Records:
** BEGIN **

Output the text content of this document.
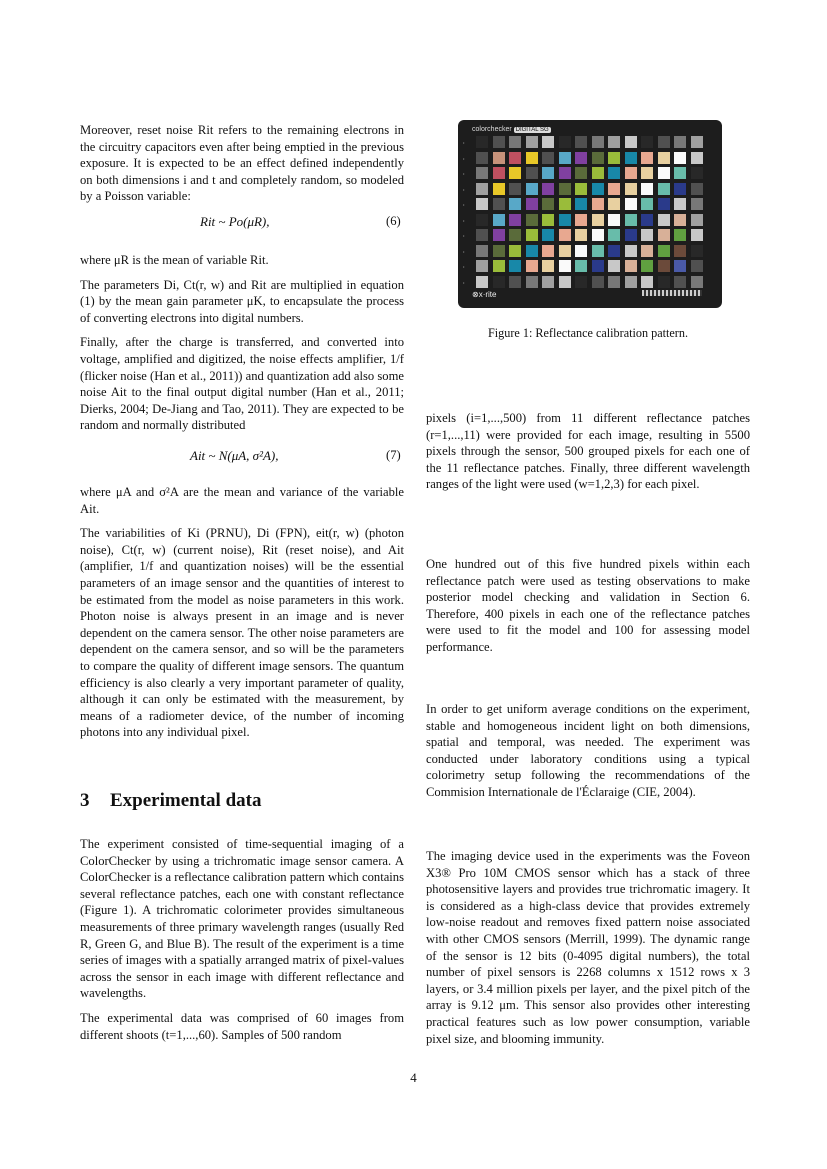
Moreover, reset noise Rit refers to the remaining electrons in the circuitry capacitors even after being emptied in the previous exposure. It is expected to be an effect defined independently on both dimensions i and t and completely random, so modeled by a Poisson variable:

Rit ~ Po(μR),	(6)

where μR is the mean of variable Rit.

The parameters Di, Ct(r, w) and Rit are multiplied in equation (1) by the mean gain parameter μK, to encapsulate the process of converting electrons into digital numbers.

Finally, after the charge is transferred, and converted into voltage, amplified and digitized, the noise effects amplifier, 1/f (flicker noise (Han et al., 2011)) and quantization add also some noise Ait to the final output digital number (Han et al., 2011; Dierks, 2004; De-Jiang and Tao, 2011). They are expected to be random and normally distributed

Ait ~ N(μA, σ²A),	(7)

where μA and σ²A are the mean and variance of the variable Ait.

The variabilities of Ki (PRNU), Di (FPN), eit(r, w) (photon noise), Ct(r, w) (current noise), Rit (reset noise), and Ait (amplifier, 1/f and quantization noises) will be the essential parameters of an image sensor and the quantities of interest to be estimated from the model as noise parameters in this work. Photon noise is always present in an image and is never dependent on the camera sensor. The other noise parameters are dependent on the camera sensor, and so will be the parameters to compare the quality of different image sensors. The quantum efficiency is also clearly a very important parameter of quality, although it can only be estimated with the measurement, by means of a radiometer device, of the number of incoming photons into any individual pixel.

3 Experimental data

The experiment consisted of time-sequential imaging of a ColorChecker by using a trichromatic image sensor camera. A ColorChecker is a reflectance calibration pattern which contains several reflectance patches, each one with constant reflectance (Figure 1). A trichromatic colorimeter provides simultaneous measurements of three primary wavelength ranges (usually Red R, Green G, and Blue B). The result of the experiment is a time series of images with a spatially arranged matrix of pixel-values across the sensor in each image with different reflectance and wavelengths.

The experimental data was comprised of 60 images from different shoots (t=1,...,60). Samples of 500 random

colorchecker DIGITAL SG
•
•
•
•
•
•
•
•
•
•
⊗x·rite
Figure 1: Reflectance calibration pattern.

pixels (i=1,...,500) from 11 different reflectance patches (r=1,...,11) were provided for each image, resulting in 5500 pixels through the sensor, 500 grouped pixels for each one of the 11 reflectance patches. Finally, three different wavelength ranges of the light were used (w=1,2,3) for each pixel.

One hundred out of this five hundred pixels within each reflectance patch were used as testing observations to make posterior model checking and validation in Section 6. Therefore, 400 pixels in each one of the reflectance patches were used to fit the model and 100 for assessing model performance.

In order to get uniform average conditions on the experiment, stable and homogeneous incident light on both dimensions, spatial and temporal, was needed. The experiment was conducted under laboratory conditions using a typical colorimetry setup following the recommendations of the Commision Internationale de l'Éclaraige (CIE, 2004).

The imaging device used in the experiments was the Foveon X3® Pro 10M CMOS sensor which has a stack of three photosensitive layers and provides true trichromatic imagery. It is considered as a high-class device that provides extremely low-noise readout and removes fixed pattern noise associated with other CMOS sensors (Merrill, 1999). The dynamic range of the sensor is 12 bits (0-4095 digital numbers), the total number of pixel sensors is 2268 columns x 1512 rows x 3 layers, or 3.4 million pixels per layer, and the pixel pitch of the array is 9.12 μm. This sensor also provides other interesting practical features such as low power consumption, variable pixel size, and blooming immunity.

4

** END **

__TASK OBJECTIVE__:
All of the entries above should be duplicated exactly, except for the pictures.

__REPLY__:
Output the text content of this document.
Moreover, reset noise Rit refers to the remaining electrons in the circuitry capacitors even after being emptied in the previous exposure. It is expected to be an effect defined independently on both dimensions i and t and completely random, so modeled by a Poisson variable:

Rit ~ Po(μR),	(6)

where μR is the mean of variable Rit.

The parameters Di, Ct(r, w) and Rit are multiplied in equation (1) by the mean gain parameter μK, to encapsulate the process of converting electrons into digital numbers.

Finally, after the charge is transferred, and converted into voltage, amplified and digitized, the noise effects amplifier, 1/f (flicker noise (Han et al., 2011)) and quantization add also some noise Ait to the final output digital number (Han et al., 2011; Dierks, 2004; De-Jiang and Tao, 2011). They are expected to be random and normally distributed

Ait ~ N(μA, σ²A),	(7)

where μA and σ²A are the mean and variance of the variable Ait.

The variabilities of Ki (PRNU), Di (FPN), eit(r, w) (photon noise), Ct(r, w) (current noise), Rit (reset noise), and Ait (amplifier, 1/f and quantization noises) will be the essential parameters of an image sensor and the quantities of interest to be estimated from the model as noise parameters in this work. Photon noise is always present in an image and is never dependent on the camera sensor. The other noise parameters are dependent on the camera sensor, and so will be the parameters to compare the quality of different image sensors. The quantum efficiency is also clearly a very important parameter of quality, although it can only be estimated with the measurement, by means of a radiometer device, of the number of incoming photons into any individual pixel.

3 Experimental data

The experiment consisted of time-sequential imaging of a ColorChecker by using a trichromatic image sensor camera. A ColorChecker is a reflectance calibration pattern which contains several reflectance patches, each one with constant reflectance (Figure 1). A trichromatic colorimeter provides simultaneous measurements of three primary wavelength ranges (usually Red R, Green G, and Blue B). The result of the experiment is a time series of images with a spatially arranged matrix of pixel-values across the sensor in each image with different reflectance and wavelengths.

The experimental data was comprised of 60 images from different shoots (t=1,...,60). Samples of 500 random

colorchecker DIGITAL SG
•
•
•
•
•
•
•
•
•
•
⊗x·rite
Figure 1: Reflectance calibration pattern.

pixels (i=1,...,500) from 11 different reflectance patches (r=1,...,11) were provided for each image, resulting in 5500 pixels through the sensor, 500 grouped pixels for each one of the 11 reflectance patches. Finally, three different wavelength ranges of the light were used (w=1,2,3) for each pixel.

One hundred out of this five hundred pixels within each reflectance patch were used as testing observations to make posterior model checking and validation in Section 6. Therefore, 400 pixels in each one of the reflectance patches were used to fit the model and 100 for assessing model performance.

In order to get uniform average conditions on the experiment, stable and homogeneous incident light on both dimensions, spatial and temporal, was needed. The experiment was conducted under laboratory conditions using a typical colorimetry setup following the recommendations of the Commision Internationale de l'Éclaraige (CIE, 2004).

The imaging device used in the experiments was the Foveon X3® Pro 10M CMOS sensor which has a stack of three photosensitive layers and provides true trichromatic imagery. It is considered as a high-class device that provides extremely low-noise readout and removes fixed pattern noise associated with other CMOS sensors (Merrill, 1999). The dynamic range of the sensor is 12 bits (0-4095 digital numbers), the total number of pixel sensors is 2268 columns x 1512 rows x 3 layers, or 3.4 million pixels per layer, and the pixel pitch of the array is 9.12 μm. This sensor also provides other interesting practical features such as low power consumption, variable pixel size, and blooming immunity.

4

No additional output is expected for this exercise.